Your goal => Give the data below again exactly as written, without its pictures.

--- START OF Data listing ---

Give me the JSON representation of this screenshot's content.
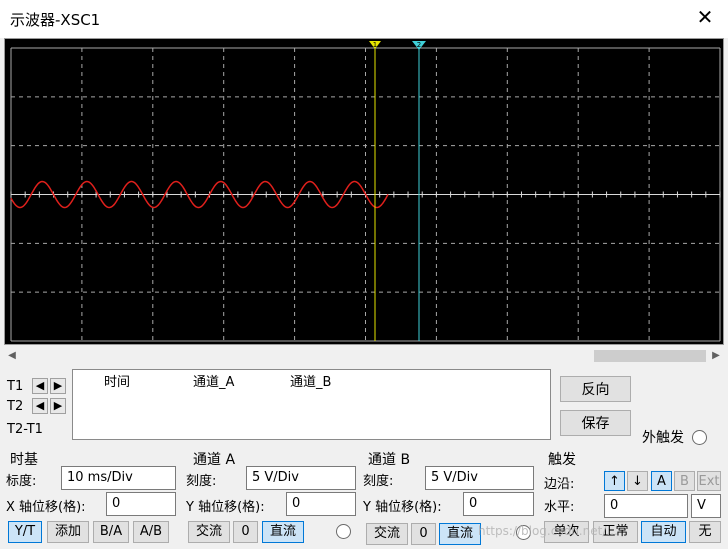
{
  "window": {
    "title": "示波器-XSC1",
    "close_glyph": "✕"
  },
  "scope": {
    "background": "#000000",
    "grid_color": "#a8a8a8",
    "trace_color": "#e0201c",
    "cursor1_color": "#e6e600",
    "cursor2_color": "#40d0d8",
    "cursor1_marker": "1",
    "cursor2_marker": "2"
  },
  "cursors": {
    "t1_label": "T1",
    "t2_label": "T2",
    "diff_label": "T2-T1",
    "left_glyph": "◀",
    "right_glyph": "▶"
  },
  "readout": {
    "col_time": "时间",
    "col_a": "通道_A",
    "col_b": "通道_B"
  },
  "actions": {
    "reverse": "反向",
    "save": "保存",
    "ext_trigger": "外触发"
  },
  "timebase": {
    "title": "时基",
    "scale_label": "标度:",
    "scale_value": "10 ms/Div",
    "xpos_label": "X 轴位移(格):",
    "xpos_value": "0",
    "modes": [
      "Y/T",
      "添加",
      "B/A",
      "A/B"
    ]
  },
  "channel_a": {
    "title": "通道 A",
    "scale_label": "刻度:",
    "scale_value": "5  V/Div",
    "ypos_label": "Y 轴位移(格):",
    "ypos_value": "0",
    "coupling": [
      "交流",
      "0",
      "直流"
    ]
  },
  "channel_b": {
    "title": "通道 B",
    "scale_label": "刻度:",
    "scale_value": "5  V/Div",
    "ypos_label": "Y 轴位移(格):",
    "ypos_value": "0",
    "coupling": [
      "交流",
      "0",
      "直流"
    ]
  },
  "trigger": {
    "title": "触发",
    "edge_label": "边沿:",
    "rising_glyph": "↑",
    "falling_glyph": "↓",
    "sources": [
      "A",
      "B",
      "Ext"
    ],
    "level_label": "水平:",
    "level_value": "0",
    "level_unit": "V",
    "modes": [
      "单次",
      "正常",
      "自动",
      "无"
    ]
  },
  "watermark": "https://blog.csdn.net/..."
}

--- END OF Data listing ---

Exercise answer =>
Give me the JSON representation of this screenshot's content.
{
  "window": {
    "title": "示波器-XSC1",
    "close_glyph": "✕"
  },
  "scope": {
    "background": "#000000",
    "grid_color": "#a8a8a8",
    "trace_color": "#e0201c",
    "cursor1_color": "#e6e600",
    "cursor2_color": "#40d0d8",
    "cursor1_marker": "1",
    "cursor2_marker": "2"
  },
  "cursors": {
    "t1_label": "T1",
    "t2_label": "T2",
    "diff_label": "T2-T1",
    "left_glyph": "◀",
    "right_glyph": "▶"
  },
  "readout": {
    "col_time": "时间",
    "col_a": "通道_A",
    "col_b": "通道_B"
  },
  "actions": {
    "reverse": "反向",
    "save": "保存",
    "ext_trigger": "外触发"
  },
  "timebase": {
    "title": "时基",
    "scale_label": "标度:",
    "scale_value": "10 ms/Div",
    "xpos_label": "X 轴位移(格):",
    "xpos_value": "0",
    "modes": [
      "Y/T",
      "添加",
      "B/A",
      "A/B"
    ]
  },
  "channel_a": {
    "title": "通道 A",
    "scale_label": "刻度:",
    "scale_value": "5  V/Div",
    "ypos_label": "Y 轴位移(格):",
    "ypos_value": "0",
    "coupling": [
      "交流",
      "0",
      "直流"
    ]
  },
  "channel_b": {
    "title": "通道 B",
    "scale_label": "刻度:",
    "scale_value": "5  V/Div",
    "ypos_label": "Y 轴位移(格):",
    "ypos_value": "0",
    "coupling": [
      "交流",
      "0",
      "直流"
    ]
  },
  "trigger": {
    "title": "触发",
    "edge_label": "边沿:",
    "rising_glyph": "↑",
    "falling_glyph": "↓",
    "sources": [
      "A",
      "B",
      "Ext"
    ],
    "level_label": "水平:",
    "level_value": "0",
    "level_unit": "V",
    "modes": [
      "单次",
      "正常",
      "自动",
      "无"
    ]
  },
  "watermark": "https://blog.csdn.net/..."
}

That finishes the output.